### Work required
Every line that includes the word "Microsoft" is to be listed.

------ Exercise material ------

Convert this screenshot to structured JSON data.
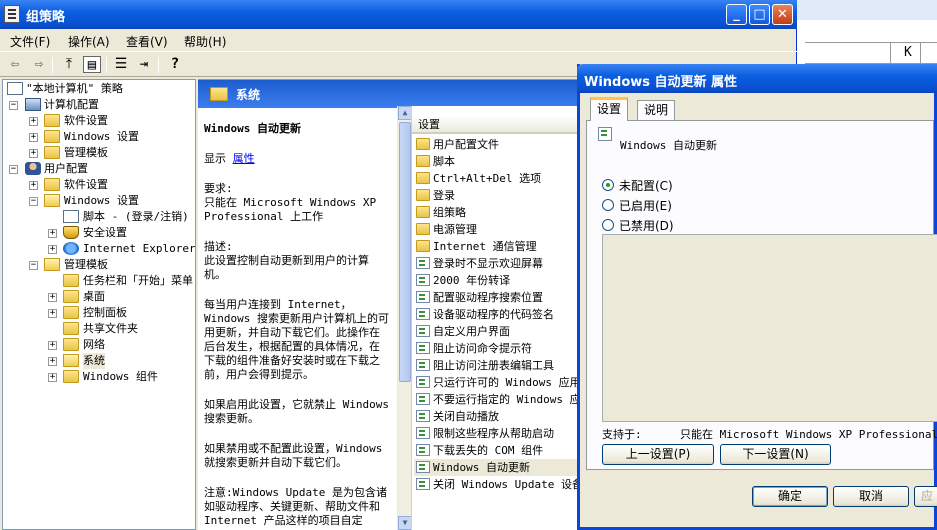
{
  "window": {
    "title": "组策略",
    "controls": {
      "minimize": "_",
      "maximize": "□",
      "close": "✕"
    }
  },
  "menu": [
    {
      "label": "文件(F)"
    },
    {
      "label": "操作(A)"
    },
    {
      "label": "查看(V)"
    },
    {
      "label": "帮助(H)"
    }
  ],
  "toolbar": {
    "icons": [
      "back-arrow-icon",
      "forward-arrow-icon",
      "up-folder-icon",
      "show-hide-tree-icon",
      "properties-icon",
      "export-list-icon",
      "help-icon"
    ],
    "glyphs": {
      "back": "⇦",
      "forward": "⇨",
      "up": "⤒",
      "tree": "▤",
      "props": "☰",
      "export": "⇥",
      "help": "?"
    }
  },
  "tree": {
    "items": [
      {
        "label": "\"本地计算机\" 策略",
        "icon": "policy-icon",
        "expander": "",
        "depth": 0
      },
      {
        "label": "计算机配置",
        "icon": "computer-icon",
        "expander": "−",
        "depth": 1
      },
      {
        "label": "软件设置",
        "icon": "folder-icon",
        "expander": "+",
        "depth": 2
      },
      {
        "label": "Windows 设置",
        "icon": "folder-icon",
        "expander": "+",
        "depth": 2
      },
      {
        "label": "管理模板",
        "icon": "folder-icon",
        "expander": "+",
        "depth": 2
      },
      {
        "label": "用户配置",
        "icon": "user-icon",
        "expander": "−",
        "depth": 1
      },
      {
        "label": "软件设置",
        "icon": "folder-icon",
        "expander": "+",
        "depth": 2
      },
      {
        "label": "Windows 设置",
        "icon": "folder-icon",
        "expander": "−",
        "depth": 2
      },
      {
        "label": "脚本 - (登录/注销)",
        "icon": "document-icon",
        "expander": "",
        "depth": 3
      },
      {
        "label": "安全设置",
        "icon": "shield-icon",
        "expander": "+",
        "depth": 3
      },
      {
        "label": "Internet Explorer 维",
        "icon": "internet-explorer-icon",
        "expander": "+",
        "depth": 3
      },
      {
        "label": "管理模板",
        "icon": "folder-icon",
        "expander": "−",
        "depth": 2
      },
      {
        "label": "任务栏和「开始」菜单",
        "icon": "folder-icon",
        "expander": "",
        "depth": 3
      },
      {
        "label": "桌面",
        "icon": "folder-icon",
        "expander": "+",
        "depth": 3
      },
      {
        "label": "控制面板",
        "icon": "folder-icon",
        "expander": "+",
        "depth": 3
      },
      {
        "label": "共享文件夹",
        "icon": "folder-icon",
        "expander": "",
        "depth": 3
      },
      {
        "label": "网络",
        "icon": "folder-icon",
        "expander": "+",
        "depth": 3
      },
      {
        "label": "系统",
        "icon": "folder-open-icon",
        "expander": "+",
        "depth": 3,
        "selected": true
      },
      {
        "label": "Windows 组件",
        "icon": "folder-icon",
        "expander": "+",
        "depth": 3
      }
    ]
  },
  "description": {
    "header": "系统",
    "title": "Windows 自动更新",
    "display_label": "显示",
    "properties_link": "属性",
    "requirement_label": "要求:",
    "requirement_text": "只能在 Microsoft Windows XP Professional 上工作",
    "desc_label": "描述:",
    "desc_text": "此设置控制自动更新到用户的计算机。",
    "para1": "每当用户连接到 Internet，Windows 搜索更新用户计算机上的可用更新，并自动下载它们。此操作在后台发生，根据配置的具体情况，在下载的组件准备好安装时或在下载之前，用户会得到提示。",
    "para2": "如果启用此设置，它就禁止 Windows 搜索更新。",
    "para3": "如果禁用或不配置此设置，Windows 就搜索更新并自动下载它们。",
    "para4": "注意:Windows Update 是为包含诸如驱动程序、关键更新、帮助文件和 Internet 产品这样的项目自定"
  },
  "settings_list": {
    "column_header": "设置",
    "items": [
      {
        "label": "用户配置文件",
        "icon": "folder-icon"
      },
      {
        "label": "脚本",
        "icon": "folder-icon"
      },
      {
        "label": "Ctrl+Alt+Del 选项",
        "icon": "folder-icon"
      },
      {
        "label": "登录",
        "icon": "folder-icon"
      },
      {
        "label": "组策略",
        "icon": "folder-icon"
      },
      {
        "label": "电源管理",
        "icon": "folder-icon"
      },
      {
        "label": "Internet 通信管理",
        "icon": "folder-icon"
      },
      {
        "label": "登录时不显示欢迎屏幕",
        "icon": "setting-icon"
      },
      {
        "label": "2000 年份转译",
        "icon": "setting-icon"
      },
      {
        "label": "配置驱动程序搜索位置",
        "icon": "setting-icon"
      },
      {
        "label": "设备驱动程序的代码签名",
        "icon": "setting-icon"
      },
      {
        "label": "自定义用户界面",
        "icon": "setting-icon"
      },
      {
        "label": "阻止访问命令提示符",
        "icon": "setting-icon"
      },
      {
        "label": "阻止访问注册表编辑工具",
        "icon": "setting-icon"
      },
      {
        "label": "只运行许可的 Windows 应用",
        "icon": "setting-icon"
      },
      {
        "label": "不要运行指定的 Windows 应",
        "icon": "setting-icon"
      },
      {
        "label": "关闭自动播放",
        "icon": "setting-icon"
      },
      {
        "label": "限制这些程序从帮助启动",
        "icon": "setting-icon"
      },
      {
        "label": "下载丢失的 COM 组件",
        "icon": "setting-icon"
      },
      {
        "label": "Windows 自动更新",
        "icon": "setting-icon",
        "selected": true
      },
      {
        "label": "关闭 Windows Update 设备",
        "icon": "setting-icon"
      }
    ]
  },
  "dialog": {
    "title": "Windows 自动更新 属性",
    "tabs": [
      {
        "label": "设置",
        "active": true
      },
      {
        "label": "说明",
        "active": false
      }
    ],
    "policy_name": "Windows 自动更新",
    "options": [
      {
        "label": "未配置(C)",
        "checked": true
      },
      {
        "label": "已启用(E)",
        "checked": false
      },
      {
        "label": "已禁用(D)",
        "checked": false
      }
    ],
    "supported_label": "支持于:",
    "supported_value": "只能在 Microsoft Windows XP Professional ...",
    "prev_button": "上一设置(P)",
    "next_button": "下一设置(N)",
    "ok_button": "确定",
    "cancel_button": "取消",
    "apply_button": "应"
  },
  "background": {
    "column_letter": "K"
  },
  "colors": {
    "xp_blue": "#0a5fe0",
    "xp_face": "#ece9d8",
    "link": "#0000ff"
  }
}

------

### Solution to this problem
    "requirement_text": "只能在 Microsoft Windows XP Professional 上工作",
    "supported_value": "只能在 Microsoft Windows XP Professional ...",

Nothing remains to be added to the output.